Using the aircraft de-icing text below, list everything the CDF machines are said to be armed with.

SOURCE:

· · · · · · ·

Moreover, the CDF has actually reduced time
between de-icing and takeoff because it was built
closer to the runways and has increased overall
throughput and improved turnaround times.
On the way to the CDF, after passengers have
boarded the plane, pilots radio "pad control," which
assigns the aircraft to a de-icing bay. Because this
is a "live" or "engines running" operation, precise
terminology and electronic signboards are used to
eliminate any potential for accidents. Pilots then
contact the "Iceman" in the de-icing control center,
appropriately nicknamed the Icehouse.
Once the aircraft is in position to receive the deicing
spray, a machine called the Denmark Vestergaard
Elephant Beta springs into action. Smaller
planes might need only one Beta for de-icing, while
larger jumbo jets might need as many as four.
The CDF has 27 Beta machines, each of which
costs about one million Canadian dollars, or about
$876,000 U.S. The iceman tells the pilot the exact
time de-icing started, the type of fluid used, and
when the vehicles have retreated to their safety
zones. A safety zone is an area ensuring a safe distance
between the aircraft and de-icing vehicle.
The de-icing vehicles must be behind these lines
before an aircraft can exit the de-icing area.
While many airports still employ manually operated
"cherrry pickers" staffed by ground crew who
must brave the bitter winds and back spray, the CDF
machines are operated remotely by the Iceman from
a heated enclosed cab. They are armed with deicing
fluid, nozzles, whisker-like probes to prevent
aircraft contact, and a telescopic boom to reach
distant spots and critical flight surfaces.
The de-icing procedure involves spraying fluids
that remove or prevent ice build-up all over the
aircraft. Strictly speaking, de-icing refers to the
removal of existing ice, while anti-icing prevents
new ice from forming. Made up of combinations
of glycol and water, de-icing and anti-icing fluids
come in different varieties that each serve a specific
function. The difference between the types of fluid
is the "holdover time," or the time from when deicing
commences to the time the airplane must be
airborne, based on temperature, precipitation rate,
and type. For example, with Type I fluid at -3°C in
light snow, the holdover time is about 40 minutes.
For most operations, the de-icing Type I fluid is used
to remove the snow and ice, and Type IV is used to
prevent further adhering of ice.
As an airplane is being de-iced, all of the extraneous
fluid that falls off the aircraft is collected in
holding tanks to ensure compliance with environmental
regulations, as de-icing fluid can be a hazard
to nearby bodies of water. The tanks can hold up to
3,434,237 gallons of reclaimed fluid. Some of the
spent fluid is used to make car windshield wash and
engine coolant, but it cannot be re-used for airplane
de-icing because possible degradation of the fluid
means that its effectiveness cannot be guaranteed.

· · · · · · ·

EXTRACTED MATERIAL:
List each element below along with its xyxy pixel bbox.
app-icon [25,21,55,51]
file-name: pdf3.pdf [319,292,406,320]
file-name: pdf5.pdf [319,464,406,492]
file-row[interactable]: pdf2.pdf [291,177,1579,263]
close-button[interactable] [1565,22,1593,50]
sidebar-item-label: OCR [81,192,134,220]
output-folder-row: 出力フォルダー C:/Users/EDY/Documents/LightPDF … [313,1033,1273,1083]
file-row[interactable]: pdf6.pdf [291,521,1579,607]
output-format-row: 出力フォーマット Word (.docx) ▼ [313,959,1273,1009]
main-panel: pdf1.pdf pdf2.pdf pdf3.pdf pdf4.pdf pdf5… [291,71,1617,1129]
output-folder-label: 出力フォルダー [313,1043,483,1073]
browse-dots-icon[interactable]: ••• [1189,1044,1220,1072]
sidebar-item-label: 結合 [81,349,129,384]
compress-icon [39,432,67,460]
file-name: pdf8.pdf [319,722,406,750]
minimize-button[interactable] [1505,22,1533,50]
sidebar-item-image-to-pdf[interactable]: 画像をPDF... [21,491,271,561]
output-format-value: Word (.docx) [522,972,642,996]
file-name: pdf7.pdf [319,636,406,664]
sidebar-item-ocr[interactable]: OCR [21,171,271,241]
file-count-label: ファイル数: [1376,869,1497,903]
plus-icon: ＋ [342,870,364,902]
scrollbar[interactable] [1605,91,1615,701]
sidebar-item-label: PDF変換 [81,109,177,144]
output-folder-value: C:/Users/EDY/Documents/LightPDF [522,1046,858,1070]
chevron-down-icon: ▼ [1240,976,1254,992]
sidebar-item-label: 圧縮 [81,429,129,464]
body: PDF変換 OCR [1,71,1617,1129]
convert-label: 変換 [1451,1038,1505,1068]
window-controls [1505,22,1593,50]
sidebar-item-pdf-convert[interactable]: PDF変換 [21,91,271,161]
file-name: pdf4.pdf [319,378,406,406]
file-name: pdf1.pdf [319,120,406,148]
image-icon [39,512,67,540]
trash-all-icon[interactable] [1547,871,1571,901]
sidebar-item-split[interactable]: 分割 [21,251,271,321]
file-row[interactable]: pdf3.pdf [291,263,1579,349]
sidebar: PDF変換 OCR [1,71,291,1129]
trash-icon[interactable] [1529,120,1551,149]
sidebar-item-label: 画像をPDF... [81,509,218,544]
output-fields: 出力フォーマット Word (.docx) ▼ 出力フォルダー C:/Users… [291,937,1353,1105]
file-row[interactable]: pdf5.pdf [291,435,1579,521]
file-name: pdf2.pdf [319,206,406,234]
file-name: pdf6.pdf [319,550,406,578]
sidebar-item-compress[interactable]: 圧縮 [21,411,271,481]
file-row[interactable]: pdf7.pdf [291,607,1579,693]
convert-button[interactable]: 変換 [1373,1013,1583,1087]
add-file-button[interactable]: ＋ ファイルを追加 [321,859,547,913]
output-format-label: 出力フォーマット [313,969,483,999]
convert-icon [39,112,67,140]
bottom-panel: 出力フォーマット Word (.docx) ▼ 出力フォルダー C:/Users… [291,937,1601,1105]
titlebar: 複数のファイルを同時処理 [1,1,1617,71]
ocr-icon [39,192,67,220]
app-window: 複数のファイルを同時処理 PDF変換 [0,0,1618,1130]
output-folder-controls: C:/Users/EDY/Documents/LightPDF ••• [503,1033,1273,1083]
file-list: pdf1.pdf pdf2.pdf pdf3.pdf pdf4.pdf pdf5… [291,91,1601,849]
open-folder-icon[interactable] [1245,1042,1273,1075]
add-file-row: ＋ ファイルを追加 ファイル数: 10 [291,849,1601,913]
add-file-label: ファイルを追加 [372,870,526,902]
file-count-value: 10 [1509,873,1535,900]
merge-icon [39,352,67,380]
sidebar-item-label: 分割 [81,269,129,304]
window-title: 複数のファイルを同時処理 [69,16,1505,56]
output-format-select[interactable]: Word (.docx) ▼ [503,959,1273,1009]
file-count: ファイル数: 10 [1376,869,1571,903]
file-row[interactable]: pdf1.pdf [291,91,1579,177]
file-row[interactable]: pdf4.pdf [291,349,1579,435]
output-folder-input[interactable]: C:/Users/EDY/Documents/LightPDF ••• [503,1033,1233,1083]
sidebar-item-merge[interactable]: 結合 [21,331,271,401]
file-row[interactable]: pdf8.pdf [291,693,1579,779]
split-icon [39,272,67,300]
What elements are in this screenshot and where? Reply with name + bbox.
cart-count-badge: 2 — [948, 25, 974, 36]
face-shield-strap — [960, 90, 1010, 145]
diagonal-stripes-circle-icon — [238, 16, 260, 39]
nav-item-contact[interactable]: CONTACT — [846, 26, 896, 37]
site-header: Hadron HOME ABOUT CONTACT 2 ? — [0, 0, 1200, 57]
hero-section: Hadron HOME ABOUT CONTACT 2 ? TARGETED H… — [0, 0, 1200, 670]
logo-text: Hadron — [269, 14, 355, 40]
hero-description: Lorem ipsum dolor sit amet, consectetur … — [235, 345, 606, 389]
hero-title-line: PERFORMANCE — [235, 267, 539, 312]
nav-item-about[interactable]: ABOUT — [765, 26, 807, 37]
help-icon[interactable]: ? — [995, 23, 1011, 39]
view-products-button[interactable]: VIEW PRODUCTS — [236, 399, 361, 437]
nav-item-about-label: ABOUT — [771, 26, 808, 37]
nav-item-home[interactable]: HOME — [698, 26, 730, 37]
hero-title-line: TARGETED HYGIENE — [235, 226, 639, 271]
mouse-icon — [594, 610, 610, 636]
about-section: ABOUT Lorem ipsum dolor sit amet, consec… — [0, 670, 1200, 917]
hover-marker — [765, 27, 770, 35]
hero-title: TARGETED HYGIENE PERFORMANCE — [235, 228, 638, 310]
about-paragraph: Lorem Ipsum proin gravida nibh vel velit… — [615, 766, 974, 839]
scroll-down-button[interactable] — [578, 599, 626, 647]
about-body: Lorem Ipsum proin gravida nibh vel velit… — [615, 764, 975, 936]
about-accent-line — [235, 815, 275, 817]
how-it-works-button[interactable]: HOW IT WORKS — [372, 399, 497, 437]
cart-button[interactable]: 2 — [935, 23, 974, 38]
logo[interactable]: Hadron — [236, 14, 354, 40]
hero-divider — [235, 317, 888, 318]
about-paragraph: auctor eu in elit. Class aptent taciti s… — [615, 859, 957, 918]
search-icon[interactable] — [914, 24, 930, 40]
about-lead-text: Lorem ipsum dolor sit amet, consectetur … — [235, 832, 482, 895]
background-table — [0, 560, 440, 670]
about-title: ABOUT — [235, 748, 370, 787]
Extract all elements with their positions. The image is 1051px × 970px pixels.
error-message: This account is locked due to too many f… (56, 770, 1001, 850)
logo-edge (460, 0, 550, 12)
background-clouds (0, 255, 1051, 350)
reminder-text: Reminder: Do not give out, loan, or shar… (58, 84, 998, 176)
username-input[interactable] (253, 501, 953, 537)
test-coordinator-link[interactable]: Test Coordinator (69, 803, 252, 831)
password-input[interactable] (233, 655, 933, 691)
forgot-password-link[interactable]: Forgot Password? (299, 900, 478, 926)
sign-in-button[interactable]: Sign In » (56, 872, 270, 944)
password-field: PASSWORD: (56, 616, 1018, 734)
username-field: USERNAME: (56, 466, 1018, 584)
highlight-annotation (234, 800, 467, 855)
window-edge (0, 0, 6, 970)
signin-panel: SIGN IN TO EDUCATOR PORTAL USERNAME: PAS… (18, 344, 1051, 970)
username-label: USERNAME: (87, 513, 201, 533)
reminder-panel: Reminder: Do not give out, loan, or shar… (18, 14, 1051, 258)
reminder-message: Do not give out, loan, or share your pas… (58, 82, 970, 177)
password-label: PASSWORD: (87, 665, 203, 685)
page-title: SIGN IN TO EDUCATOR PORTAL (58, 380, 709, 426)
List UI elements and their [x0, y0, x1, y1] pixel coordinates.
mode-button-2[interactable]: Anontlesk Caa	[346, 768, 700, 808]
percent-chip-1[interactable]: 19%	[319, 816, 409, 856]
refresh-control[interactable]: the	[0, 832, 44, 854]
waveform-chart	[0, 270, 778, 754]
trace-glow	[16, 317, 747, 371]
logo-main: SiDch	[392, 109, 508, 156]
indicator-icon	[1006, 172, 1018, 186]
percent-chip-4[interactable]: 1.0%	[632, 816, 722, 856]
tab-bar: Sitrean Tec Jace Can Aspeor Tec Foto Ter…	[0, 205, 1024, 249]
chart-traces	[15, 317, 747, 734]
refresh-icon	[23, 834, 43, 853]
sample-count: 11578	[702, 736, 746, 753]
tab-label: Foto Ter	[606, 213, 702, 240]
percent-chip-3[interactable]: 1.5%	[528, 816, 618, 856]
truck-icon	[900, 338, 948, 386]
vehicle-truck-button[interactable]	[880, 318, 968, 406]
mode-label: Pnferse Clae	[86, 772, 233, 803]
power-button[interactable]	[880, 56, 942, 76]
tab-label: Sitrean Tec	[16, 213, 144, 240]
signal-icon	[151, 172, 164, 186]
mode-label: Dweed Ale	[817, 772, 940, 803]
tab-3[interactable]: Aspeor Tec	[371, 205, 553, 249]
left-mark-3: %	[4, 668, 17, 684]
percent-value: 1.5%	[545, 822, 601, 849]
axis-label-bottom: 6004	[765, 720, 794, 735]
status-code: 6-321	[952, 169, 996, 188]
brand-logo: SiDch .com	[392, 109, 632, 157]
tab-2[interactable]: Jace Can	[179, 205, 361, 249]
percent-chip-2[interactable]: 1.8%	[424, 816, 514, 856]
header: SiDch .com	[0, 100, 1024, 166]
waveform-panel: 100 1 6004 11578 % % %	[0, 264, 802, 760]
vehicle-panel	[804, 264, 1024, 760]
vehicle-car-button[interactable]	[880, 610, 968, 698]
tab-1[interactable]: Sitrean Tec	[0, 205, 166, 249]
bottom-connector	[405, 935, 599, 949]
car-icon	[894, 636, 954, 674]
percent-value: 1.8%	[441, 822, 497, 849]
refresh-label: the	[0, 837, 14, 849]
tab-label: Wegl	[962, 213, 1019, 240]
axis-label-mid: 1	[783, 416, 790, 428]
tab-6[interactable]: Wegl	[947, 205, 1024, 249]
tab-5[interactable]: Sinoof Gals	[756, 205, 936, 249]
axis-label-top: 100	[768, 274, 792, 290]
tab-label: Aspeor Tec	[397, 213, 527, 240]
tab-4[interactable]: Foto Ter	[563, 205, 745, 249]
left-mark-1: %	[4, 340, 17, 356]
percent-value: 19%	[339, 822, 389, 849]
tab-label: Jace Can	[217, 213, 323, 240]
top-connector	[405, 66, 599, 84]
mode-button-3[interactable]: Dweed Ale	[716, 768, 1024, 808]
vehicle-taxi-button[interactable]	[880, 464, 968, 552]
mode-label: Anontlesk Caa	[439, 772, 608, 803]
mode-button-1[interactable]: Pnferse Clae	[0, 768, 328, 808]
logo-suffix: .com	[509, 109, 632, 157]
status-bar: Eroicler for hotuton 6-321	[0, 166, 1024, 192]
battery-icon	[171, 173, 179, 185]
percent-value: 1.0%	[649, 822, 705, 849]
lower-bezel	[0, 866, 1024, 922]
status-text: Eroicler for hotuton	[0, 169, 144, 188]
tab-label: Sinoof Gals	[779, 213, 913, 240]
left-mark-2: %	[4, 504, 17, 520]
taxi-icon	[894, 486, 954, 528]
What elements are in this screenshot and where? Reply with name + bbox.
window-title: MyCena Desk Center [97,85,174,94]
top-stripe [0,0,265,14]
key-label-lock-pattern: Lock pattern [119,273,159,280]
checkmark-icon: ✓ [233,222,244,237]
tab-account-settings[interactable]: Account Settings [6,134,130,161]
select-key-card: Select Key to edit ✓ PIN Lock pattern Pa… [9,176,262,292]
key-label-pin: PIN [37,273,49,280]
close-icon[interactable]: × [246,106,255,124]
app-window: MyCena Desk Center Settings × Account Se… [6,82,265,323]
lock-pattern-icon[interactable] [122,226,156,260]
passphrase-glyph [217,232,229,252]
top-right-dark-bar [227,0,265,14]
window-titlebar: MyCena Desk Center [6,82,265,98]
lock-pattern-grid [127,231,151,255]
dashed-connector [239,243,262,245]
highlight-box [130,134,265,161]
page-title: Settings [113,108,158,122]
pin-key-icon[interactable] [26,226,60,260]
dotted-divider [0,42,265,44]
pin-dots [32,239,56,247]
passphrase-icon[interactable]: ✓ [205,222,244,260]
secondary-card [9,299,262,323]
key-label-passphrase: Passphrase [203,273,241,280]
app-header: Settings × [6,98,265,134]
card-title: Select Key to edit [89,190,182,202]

· · · · · · ·

FULL RESPONSE:
- De-icing fluid
- Nozzles
- Whisker-like probes to prevent aircraft contact
- A telescopic boom to reach distant spots and critical flight surfaces